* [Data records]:
>> start

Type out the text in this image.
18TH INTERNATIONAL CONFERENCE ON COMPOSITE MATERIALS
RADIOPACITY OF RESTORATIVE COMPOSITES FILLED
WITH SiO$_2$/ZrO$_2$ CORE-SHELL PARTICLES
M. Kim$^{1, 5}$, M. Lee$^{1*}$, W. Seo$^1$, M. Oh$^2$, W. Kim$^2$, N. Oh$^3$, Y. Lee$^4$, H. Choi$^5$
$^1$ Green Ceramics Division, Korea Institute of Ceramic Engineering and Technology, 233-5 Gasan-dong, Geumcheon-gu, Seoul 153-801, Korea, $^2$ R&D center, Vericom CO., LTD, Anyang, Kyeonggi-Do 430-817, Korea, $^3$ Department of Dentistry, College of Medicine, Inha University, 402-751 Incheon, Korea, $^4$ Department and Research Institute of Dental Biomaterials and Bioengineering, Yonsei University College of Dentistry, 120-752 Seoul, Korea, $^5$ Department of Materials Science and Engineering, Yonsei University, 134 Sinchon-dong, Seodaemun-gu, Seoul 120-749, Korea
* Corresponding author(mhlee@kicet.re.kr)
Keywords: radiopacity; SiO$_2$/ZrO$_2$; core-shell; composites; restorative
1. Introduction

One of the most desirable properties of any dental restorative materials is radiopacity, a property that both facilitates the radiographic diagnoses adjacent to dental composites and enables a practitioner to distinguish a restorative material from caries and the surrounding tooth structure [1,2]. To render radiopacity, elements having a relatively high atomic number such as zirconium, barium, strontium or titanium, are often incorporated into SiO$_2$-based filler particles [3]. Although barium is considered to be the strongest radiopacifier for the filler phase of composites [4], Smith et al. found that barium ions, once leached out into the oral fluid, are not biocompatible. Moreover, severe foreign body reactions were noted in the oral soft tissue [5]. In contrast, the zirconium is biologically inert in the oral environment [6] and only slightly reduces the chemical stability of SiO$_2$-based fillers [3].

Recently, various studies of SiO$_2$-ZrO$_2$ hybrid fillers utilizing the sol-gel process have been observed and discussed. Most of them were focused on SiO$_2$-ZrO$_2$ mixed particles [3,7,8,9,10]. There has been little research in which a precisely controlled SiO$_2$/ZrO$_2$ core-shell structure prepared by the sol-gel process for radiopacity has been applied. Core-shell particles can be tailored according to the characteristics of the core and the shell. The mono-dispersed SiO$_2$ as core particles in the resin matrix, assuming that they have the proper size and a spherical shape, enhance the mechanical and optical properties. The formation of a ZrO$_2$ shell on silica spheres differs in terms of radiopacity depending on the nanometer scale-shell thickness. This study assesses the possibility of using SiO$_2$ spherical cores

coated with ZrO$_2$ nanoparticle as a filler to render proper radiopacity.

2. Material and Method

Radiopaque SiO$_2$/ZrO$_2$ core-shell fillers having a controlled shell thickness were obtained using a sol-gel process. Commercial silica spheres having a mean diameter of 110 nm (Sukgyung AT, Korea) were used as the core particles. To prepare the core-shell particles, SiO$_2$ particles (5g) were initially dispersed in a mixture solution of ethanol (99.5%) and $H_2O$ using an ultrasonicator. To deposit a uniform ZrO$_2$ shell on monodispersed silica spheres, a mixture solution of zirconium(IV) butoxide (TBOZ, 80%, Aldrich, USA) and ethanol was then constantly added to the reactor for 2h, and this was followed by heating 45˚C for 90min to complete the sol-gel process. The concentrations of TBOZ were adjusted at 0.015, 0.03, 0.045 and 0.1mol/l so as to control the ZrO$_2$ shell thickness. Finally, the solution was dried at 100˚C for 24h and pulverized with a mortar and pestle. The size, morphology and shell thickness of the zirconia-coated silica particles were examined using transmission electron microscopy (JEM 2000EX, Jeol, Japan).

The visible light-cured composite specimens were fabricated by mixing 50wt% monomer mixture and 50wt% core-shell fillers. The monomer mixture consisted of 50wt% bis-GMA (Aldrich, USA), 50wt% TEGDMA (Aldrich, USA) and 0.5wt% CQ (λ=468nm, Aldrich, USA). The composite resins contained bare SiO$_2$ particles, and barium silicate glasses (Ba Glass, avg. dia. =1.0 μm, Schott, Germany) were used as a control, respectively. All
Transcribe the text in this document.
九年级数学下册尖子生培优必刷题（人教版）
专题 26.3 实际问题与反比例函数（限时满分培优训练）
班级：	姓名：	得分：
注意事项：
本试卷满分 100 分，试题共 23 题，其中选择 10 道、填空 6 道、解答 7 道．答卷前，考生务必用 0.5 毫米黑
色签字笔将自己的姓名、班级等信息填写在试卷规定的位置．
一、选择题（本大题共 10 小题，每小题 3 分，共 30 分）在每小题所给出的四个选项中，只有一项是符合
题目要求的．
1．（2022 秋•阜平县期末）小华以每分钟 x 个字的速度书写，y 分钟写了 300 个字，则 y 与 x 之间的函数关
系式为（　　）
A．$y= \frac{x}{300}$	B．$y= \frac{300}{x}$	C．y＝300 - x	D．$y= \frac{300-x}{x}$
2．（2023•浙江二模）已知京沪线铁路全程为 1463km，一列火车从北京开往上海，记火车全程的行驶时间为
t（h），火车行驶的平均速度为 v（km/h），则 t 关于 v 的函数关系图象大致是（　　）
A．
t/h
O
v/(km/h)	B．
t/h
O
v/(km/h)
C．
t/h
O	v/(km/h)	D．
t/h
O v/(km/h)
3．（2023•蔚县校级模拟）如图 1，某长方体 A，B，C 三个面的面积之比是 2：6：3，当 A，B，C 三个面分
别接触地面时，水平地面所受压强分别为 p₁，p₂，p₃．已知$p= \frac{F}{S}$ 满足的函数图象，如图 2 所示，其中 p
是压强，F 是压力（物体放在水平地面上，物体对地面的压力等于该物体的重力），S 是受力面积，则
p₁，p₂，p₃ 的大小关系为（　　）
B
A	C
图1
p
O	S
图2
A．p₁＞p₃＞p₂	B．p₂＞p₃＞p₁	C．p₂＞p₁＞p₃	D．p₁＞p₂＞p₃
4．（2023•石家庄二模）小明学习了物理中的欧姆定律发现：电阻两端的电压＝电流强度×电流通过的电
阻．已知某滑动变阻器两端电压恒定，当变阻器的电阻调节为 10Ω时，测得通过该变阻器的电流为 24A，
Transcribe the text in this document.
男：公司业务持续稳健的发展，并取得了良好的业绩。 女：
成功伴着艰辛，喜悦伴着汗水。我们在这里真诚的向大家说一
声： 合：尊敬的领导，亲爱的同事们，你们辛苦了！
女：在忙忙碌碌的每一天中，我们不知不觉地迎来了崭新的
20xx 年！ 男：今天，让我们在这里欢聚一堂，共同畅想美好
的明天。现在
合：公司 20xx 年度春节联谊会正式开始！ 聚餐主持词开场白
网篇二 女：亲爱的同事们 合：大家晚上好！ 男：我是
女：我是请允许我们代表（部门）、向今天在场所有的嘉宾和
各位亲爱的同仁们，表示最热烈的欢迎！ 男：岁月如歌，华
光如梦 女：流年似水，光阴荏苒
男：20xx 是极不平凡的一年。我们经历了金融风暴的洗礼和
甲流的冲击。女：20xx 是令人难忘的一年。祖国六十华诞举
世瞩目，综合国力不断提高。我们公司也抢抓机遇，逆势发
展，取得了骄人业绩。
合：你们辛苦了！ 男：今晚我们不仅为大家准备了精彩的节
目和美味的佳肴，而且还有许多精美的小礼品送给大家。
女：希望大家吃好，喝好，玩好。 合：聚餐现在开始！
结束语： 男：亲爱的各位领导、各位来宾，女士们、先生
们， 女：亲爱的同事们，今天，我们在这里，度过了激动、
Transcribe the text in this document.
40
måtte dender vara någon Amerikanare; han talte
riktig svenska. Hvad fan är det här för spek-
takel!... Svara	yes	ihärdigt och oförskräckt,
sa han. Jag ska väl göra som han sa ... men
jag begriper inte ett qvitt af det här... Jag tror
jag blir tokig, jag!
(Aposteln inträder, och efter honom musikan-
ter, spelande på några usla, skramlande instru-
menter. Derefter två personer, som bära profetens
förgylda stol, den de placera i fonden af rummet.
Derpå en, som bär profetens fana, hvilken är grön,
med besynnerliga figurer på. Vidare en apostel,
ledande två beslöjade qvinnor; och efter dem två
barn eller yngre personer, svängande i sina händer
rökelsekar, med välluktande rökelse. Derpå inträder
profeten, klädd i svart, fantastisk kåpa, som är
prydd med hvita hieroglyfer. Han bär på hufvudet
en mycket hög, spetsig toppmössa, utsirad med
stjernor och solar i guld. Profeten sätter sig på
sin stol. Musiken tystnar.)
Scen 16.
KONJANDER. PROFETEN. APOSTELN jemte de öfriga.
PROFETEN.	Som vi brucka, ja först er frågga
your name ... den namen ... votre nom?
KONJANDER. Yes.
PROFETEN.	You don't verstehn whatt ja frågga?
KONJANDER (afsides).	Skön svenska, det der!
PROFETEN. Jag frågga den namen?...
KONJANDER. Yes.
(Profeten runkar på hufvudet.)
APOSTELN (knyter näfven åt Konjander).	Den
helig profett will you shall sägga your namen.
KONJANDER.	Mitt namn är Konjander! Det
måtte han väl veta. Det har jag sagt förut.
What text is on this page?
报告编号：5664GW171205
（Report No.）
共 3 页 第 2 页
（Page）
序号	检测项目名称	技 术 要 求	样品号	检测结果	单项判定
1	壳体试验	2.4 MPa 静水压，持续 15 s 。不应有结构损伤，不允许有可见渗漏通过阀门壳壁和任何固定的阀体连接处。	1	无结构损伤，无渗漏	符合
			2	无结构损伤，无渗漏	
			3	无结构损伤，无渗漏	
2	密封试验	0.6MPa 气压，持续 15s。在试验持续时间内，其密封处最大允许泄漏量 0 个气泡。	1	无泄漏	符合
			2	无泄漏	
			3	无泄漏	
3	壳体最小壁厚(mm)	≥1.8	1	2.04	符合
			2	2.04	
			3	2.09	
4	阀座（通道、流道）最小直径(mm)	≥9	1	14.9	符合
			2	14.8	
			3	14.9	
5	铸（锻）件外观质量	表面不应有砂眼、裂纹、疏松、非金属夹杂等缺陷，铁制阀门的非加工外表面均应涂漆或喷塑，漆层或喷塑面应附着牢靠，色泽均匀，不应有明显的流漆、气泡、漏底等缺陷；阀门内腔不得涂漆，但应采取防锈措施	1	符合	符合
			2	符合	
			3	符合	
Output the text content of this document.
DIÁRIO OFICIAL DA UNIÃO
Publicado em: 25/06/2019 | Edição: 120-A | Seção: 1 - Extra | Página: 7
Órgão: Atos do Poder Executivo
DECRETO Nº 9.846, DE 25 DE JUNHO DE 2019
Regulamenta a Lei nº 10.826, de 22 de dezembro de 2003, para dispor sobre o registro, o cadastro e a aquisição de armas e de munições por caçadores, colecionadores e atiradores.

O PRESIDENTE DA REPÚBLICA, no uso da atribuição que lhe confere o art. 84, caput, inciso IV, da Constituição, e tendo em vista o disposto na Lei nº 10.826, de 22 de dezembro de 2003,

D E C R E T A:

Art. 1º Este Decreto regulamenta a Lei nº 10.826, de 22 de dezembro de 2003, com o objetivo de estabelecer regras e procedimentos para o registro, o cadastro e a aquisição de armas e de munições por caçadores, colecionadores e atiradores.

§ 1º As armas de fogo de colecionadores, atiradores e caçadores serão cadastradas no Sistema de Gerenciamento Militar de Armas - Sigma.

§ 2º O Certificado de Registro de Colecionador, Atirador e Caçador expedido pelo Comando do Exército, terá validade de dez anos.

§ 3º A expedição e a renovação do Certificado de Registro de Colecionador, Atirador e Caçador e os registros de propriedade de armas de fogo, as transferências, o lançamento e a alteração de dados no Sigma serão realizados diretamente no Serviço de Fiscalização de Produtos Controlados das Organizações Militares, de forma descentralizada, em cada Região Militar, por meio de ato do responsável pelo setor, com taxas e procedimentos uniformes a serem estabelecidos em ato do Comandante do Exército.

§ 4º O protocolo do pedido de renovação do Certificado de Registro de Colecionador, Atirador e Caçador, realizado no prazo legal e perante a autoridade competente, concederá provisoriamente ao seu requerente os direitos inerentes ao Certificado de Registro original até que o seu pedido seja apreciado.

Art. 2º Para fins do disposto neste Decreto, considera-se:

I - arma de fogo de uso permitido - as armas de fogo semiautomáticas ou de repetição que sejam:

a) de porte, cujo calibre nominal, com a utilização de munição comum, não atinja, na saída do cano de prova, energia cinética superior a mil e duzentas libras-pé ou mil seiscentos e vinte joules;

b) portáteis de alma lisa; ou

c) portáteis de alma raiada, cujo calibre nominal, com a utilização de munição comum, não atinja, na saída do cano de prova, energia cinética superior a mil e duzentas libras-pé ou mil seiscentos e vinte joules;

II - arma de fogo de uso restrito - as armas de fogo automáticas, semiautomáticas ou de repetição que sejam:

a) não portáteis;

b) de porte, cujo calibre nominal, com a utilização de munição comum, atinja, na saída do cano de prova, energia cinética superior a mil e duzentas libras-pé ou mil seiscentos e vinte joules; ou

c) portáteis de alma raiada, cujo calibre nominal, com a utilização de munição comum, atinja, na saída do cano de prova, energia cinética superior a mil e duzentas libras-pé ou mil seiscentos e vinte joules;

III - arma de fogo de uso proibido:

>> end

* [Written instruction]: Pick out each line containing "Aldrich" and report it.

* [Task response]:
Radiopaque SiO$_2$/ZrO$_2$ core-shell fillers having a controlled shell thickness were obtained using a sol-gel process. Commercial silica spheres having a mean diameter of 110 nm (Sukgyung AT, Korea) were used as the core particles. To prepare the core-shell particles, SiO$_2$ particles (5g) were initially dispersed in a mixture solution of ethanol (99.5%) and $H_2O$ using an ultrasonicator. To deposit a uniform ZrO$_2$ shell on monodispersed silica spheres, a mixture solution of zirconium(IV) butoxide (TBOZ, 80%, Aldrich, USA) and ethanol was then constantly added to the reactor for 2h, and this was followed by heating 45˚C for 90min to complete the sol-gel process. The concentrations of TBOZ were adjusted at 0.015, 0.03, 0.045 and 0.1mol/l so as to control the ZrO$_2$ shell thickness. Finally, the solution was dried at 100˚C for 24h and pulverized with a mortar and pestle. The size, morphology and shell thickness of the zirconia-coated silica particles were examined using transmission electron microscopy (JEM 2000EX, Jeol, Japan).
The visible light-cured composite specimens were fabricated by mixing 50wt% monomer mixture and 50wt% core-shell fillers. The monomer mixture consisted of 50wt% bis-GMA (Aldrich, USA), 50wt% TEGDMA (Aldrich, USA) and 0.5wt% CQ (λ=468nm, Aldrich, USA). The composite resins contained bare SiO$_2$ particles, and barium silicate glasses (Ba Glass, avg. dia. =1.0 μm, Schott, Germany) were used as a control, respectively. All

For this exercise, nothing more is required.